Como ha sido una constante en los últimos Juegos Olímpicos y, de hecho, históricamente, los clavados han vuelto a dar una felicidad a México al dar la segunda presea olímpica de Tokio 2020 para el país, gracias a Alejandra Orozco y Gabriela Agúndez, quienes se convirtieron en las segundas atletas en poder tener una presea en sus manos.
La competencia fue en la plataforma de 10 metros en la modalidad de sincronizados, que fue una dura y pareja prueba, al menos para todos los países que no eran China, ya que las asiáticas dominaron a placer la competencia de principio a fin, con Yuxi Chen y Jiaqi Zhang, las cuales terminaron ganando el oro con más de cincuenta puntos de diferencia, mostrando la potencia que es China en esta disciplina.

Datos de segmentación de la página

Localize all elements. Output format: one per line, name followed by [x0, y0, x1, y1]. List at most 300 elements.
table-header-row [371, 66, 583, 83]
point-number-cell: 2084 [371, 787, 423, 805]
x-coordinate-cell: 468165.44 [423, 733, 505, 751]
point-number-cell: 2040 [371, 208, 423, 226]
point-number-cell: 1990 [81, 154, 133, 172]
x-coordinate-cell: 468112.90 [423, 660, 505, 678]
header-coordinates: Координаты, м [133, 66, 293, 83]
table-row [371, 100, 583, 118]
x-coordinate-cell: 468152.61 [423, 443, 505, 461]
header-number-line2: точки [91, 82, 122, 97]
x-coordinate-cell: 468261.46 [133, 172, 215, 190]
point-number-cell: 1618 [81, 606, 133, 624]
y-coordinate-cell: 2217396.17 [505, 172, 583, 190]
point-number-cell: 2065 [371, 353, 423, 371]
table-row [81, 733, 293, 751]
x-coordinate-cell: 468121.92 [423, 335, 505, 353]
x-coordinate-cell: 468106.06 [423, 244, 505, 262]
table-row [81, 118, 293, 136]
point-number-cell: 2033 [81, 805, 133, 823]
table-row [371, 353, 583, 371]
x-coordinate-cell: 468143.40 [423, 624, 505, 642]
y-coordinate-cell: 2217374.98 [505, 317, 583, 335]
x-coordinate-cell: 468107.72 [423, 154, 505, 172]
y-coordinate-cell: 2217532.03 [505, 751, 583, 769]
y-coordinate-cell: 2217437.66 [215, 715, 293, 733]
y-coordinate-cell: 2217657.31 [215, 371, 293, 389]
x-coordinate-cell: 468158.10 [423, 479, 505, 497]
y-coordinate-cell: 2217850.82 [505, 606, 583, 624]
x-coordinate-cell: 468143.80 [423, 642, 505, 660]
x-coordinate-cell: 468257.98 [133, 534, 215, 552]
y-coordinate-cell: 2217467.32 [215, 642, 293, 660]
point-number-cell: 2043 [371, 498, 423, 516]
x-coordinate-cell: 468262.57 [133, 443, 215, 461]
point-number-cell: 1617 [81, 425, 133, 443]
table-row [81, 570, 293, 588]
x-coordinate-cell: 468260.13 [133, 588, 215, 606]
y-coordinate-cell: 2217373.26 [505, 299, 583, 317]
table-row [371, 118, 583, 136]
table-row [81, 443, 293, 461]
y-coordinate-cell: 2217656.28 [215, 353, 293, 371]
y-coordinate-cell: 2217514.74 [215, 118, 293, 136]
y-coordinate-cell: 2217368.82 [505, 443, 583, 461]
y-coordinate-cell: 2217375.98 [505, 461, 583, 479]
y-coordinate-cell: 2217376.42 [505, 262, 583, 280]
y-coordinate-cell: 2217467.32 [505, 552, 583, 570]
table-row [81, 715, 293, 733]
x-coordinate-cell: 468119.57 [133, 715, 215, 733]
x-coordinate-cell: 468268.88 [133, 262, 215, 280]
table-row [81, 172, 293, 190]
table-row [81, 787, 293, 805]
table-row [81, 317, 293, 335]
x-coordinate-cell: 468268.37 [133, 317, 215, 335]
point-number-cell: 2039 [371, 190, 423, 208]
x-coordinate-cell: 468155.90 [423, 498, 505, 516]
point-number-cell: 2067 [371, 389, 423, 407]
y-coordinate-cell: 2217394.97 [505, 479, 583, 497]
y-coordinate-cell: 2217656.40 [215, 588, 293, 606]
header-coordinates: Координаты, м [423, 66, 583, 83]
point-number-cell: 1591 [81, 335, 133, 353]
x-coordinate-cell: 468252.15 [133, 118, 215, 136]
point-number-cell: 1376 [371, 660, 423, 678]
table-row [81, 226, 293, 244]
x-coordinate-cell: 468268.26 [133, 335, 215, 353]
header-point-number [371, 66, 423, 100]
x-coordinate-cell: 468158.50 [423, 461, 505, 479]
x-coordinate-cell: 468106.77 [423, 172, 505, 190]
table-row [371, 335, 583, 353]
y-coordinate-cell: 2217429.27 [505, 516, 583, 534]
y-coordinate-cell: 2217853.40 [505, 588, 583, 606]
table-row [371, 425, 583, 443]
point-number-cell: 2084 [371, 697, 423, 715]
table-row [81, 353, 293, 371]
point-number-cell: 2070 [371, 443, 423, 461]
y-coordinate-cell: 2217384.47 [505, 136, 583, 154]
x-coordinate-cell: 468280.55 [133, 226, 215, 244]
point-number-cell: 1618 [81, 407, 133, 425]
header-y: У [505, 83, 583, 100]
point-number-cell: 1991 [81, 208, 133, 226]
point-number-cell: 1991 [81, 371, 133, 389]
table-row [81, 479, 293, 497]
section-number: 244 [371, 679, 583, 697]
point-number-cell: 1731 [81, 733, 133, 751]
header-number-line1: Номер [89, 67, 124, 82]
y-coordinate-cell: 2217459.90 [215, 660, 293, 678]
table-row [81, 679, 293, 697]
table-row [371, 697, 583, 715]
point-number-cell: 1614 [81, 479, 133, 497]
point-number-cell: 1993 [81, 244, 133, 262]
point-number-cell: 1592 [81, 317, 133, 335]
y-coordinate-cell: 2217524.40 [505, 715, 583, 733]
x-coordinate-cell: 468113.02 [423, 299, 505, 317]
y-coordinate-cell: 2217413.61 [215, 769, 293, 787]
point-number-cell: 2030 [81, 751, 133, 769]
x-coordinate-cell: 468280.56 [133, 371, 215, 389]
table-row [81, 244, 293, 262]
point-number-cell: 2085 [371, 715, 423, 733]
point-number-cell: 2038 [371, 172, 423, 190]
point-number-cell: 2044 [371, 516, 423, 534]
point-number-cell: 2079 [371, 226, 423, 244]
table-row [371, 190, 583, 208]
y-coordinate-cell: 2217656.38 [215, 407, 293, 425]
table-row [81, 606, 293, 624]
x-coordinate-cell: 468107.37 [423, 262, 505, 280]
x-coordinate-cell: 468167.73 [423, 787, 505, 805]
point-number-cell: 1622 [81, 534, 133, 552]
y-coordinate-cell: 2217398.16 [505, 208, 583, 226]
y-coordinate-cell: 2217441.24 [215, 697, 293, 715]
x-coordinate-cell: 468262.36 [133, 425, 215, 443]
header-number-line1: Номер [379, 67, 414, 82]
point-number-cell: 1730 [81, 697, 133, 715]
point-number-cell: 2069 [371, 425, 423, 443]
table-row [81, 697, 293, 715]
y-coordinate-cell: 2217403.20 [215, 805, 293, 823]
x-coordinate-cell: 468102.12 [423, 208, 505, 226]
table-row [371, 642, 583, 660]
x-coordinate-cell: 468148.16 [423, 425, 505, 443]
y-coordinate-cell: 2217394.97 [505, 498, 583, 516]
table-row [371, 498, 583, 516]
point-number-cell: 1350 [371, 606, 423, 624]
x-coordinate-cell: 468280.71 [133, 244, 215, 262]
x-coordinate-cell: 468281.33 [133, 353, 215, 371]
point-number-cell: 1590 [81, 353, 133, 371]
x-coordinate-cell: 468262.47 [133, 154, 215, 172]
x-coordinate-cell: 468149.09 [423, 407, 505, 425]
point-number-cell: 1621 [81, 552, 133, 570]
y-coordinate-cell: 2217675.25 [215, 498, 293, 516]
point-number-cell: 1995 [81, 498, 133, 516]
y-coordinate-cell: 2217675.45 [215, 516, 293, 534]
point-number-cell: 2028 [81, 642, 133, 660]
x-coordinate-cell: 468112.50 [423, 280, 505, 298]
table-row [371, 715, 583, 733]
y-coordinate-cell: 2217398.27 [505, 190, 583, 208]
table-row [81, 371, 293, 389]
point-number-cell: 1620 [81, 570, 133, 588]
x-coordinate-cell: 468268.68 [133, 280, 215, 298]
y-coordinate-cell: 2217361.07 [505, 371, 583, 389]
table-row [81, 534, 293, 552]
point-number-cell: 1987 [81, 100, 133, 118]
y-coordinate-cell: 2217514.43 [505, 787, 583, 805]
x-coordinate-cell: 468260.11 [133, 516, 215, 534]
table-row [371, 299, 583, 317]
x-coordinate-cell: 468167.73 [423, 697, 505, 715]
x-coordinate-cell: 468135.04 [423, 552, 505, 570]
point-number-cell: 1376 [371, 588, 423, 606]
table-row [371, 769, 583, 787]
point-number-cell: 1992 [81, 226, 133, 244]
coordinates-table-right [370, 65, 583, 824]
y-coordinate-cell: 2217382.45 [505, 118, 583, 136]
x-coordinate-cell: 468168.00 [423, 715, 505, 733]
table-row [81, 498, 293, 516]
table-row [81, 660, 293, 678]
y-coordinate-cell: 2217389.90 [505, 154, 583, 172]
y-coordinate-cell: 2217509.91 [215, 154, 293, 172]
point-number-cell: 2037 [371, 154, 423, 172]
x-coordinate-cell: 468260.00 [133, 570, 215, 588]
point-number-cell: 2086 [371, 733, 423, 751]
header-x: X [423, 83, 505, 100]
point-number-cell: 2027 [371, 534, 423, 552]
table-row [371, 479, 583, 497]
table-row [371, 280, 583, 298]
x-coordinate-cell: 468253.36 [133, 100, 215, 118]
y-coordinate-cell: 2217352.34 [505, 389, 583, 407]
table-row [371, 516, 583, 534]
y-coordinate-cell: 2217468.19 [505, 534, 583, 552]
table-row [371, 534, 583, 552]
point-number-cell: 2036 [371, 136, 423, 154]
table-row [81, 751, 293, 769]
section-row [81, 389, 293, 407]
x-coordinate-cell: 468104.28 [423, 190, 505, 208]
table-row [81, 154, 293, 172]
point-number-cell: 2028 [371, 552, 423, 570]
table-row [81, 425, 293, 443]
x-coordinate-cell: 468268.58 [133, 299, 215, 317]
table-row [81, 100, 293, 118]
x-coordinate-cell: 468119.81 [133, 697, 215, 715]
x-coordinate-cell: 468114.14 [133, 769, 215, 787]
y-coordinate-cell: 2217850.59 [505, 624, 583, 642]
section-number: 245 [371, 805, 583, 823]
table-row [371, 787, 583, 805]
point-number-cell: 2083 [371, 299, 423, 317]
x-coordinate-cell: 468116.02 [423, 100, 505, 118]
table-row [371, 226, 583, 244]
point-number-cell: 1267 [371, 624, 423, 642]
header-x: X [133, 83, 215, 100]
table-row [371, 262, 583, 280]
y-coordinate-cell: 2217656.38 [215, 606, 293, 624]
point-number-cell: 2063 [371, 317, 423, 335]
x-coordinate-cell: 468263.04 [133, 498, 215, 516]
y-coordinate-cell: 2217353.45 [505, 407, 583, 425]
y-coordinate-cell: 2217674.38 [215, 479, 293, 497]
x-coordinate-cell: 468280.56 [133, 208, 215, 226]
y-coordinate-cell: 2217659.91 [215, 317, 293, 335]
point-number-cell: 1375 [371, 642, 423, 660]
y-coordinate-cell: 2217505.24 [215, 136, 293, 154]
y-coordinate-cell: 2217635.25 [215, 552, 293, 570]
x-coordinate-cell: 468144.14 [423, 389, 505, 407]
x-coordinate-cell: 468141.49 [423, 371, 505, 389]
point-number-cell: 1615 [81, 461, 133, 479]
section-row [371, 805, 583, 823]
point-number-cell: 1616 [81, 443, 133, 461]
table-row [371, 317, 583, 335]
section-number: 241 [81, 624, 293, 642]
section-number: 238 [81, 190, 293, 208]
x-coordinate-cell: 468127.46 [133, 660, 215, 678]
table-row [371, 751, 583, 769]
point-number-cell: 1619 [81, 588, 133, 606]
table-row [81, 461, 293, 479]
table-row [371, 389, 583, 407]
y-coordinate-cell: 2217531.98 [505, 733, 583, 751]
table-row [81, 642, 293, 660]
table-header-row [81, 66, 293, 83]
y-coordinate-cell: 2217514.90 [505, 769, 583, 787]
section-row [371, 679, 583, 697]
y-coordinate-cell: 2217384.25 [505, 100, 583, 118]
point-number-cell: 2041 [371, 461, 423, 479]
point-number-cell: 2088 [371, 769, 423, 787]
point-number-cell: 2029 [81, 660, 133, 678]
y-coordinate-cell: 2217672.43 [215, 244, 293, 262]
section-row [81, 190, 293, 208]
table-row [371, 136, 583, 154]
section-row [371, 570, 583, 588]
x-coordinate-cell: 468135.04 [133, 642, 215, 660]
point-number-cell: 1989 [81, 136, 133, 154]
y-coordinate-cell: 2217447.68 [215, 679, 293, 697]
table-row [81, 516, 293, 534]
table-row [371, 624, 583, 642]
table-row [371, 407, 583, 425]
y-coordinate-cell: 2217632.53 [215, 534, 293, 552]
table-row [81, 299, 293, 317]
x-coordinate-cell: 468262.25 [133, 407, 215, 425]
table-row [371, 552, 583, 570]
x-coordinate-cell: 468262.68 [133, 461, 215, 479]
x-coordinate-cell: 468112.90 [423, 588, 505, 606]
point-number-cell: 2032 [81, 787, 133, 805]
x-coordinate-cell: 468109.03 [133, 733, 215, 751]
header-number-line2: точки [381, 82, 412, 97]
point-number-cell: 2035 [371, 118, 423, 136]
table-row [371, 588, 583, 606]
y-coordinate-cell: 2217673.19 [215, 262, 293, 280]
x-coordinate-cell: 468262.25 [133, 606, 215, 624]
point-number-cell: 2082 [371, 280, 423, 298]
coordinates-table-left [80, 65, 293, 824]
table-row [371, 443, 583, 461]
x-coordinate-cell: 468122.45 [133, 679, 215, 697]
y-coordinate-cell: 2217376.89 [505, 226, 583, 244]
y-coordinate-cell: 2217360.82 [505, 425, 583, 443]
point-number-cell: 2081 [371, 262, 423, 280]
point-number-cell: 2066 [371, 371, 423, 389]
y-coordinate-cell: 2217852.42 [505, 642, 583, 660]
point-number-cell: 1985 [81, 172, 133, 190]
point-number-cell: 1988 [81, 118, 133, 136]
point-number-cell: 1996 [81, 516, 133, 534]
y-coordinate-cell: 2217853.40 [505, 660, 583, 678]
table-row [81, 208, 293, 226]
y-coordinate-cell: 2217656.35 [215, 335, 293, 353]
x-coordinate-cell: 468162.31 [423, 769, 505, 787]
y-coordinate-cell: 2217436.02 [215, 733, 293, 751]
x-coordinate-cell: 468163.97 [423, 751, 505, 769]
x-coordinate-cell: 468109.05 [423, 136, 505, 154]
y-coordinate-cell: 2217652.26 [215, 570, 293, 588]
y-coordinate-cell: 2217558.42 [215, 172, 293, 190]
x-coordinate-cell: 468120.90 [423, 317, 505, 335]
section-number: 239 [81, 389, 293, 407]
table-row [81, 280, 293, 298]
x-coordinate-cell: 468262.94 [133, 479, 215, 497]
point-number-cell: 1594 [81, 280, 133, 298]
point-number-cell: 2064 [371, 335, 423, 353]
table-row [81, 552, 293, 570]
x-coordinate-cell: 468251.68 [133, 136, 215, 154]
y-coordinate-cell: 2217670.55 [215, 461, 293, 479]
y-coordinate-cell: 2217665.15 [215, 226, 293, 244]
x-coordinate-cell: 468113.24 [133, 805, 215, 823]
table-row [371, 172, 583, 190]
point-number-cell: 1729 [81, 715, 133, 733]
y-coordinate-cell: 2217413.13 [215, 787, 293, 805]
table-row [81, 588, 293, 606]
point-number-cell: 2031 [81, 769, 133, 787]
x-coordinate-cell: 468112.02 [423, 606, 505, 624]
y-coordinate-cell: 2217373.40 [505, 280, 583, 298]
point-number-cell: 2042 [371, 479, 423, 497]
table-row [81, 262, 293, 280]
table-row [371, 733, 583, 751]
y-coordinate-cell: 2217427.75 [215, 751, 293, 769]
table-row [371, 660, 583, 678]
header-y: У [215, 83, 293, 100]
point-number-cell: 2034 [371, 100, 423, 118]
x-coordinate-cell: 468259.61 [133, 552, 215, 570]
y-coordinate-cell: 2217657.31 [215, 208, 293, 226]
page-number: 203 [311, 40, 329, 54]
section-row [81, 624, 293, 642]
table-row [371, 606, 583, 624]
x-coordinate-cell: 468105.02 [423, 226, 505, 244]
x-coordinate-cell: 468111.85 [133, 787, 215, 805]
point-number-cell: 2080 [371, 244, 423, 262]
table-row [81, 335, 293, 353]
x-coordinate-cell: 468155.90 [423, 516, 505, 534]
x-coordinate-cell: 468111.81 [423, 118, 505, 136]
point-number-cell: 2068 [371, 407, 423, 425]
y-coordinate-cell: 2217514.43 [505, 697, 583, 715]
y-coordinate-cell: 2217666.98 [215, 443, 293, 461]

**Lista de tareas**
**a)** Reproduce sin cambios un fragmento del texto sobre los clavados, desde las palabras que incluyen "Como ha sido" hasta después de "en sus manos.".
**b)** Enumera todas las atletas que aparecen con nombre y apellido en el texto sobre los clavados.
Los registros no guardan relación con el texto sobre los clavados.

**Tus respuestas**
**a)**
Como ha sido una constante en los últimos Juegos Olímpicos y, de hecho, históricamente, los clavados han vuelto a dar una felicidad a México al dar la segunda presea olímpica de Tokio 2020 para el país, gracias a Alejandra Orozco y Gabriela Agúndez, quienes se convirtieron en las segundas atletas en poder tener una presea en sus manos.

**b)**
Alejandra Orozco
Gabriela Agúndez
Yuxi Chen
Jiaqi Zhang